▶ Problem statement: Collect all the lines that mention the word "loss".

[Saved data entries]
□ □ □ □

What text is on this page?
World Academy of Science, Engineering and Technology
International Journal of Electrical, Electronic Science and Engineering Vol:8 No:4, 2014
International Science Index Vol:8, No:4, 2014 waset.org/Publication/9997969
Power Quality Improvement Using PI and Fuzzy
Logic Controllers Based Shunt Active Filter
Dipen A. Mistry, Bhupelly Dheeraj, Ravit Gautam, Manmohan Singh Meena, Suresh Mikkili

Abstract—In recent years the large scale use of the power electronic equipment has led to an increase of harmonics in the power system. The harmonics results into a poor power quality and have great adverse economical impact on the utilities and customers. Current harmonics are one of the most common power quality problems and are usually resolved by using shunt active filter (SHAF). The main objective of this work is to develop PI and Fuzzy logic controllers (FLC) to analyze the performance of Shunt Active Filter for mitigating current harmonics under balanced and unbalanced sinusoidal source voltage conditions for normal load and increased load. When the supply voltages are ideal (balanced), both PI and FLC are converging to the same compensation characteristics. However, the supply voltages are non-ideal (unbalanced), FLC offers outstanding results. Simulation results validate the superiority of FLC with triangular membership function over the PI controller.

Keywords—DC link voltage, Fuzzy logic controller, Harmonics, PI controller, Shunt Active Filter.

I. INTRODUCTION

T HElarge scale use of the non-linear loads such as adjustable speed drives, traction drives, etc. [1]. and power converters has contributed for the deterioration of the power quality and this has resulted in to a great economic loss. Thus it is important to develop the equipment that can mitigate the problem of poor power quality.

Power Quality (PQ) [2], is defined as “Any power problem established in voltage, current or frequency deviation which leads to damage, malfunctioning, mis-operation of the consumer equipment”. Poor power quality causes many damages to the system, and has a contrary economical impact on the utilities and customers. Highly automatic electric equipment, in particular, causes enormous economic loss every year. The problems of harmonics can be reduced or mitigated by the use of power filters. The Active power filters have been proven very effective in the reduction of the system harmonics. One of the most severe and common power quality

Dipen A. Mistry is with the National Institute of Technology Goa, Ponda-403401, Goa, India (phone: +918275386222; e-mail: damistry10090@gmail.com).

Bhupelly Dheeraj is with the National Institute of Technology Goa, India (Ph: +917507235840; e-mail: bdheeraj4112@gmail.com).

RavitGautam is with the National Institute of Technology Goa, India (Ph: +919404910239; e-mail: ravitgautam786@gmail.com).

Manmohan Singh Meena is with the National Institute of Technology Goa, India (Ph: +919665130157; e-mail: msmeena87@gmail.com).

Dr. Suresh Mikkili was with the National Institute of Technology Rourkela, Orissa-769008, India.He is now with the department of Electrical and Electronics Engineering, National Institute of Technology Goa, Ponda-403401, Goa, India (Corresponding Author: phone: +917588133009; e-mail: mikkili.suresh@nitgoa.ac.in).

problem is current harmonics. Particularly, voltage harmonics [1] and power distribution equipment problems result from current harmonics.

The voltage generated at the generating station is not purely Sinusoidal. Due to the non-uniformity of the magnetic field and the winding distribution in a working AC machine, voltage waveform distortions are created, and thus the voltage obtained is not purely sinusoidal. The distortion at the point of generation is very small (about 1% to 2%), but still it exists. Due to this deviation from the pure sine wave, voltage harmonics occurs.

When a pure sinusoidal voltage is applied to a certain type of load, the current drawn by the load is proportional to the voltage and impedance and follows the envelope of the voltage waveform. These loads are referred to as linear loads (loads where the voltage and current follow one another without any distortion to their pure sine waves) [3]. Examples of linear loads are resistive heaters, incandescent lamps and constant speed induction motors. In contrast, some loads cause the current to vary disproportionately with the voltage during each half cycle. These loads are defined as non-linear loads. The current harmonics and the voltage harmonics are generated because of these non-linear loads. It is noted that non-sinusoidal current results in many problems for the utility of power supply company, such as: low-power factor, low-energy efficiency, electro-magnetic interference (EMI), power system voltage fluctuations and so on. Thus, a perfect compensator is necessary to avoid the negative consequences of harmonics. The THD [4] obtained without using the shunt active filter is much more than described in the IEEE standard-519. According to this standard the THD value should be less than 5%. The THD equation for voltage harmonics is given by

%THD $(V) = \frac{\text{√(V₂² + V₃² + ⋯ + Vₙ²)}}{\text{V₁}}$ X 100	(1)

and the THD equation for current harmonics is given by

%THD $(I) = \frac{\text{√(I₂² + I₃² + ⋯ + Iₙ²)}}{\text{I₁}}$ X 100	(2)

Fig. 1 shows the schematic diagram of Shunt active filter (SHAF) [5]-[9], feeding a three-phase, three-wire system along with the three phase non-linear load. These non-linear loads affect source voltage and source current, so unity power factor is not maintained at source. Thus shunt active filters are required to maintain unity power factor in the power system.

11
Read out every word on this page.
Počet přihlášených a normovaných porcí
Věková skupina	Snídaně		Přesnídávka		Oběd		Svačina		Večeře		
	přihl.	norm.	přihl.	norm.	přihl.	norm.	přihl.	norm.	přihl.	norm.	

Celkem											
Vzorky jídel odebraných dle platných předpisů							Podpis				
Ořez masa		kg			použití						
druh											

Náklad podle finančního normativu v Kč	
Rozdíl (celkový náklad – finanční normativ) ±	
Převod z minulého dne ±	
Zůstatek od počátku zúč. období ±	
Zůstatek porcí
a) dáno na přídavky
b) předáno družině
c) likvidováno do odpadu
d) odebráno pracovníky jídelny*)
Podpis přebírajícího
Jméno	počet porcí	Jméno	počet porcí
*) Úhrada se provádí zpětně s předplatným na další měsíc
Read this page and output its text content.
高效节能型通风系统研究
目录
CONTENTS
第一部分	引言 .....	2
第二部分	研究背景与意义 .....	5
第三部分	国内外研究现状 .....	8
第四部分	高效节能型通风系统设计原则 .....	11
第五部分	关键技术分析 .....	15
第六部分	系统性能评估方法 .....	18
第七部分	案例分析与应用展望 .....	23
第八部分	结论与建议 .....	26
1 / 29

□ □ □ □

▶ Written answer:
T HElarge scale use of the non-linear loads such as adjustable speed drives, traction drives, etc. [1]. and power converters has contributed for the deterioration of the power quality and this has resulted in to a great economic loss. Thus it is important to develop the equipment that can mitigate the problem of poor power quality.
Power Quality (PQ) [2], is defined as “Any power problem established in voltage, current or frequency deviation which leads to damage, malfunctioning, mis-operation of the consumer equipment”. Poor power quality causes many damages to the system, and has a contrary economical impact on the utilities and customers. Highly automatic electric equipment, in particular, causes enormous economic loss every year. The problems of harmonics can be reduced or mitigated by the use of power filters. The Active power filters have been proven very effective in the reduction of the system harmonics. One of the most severe and common power quality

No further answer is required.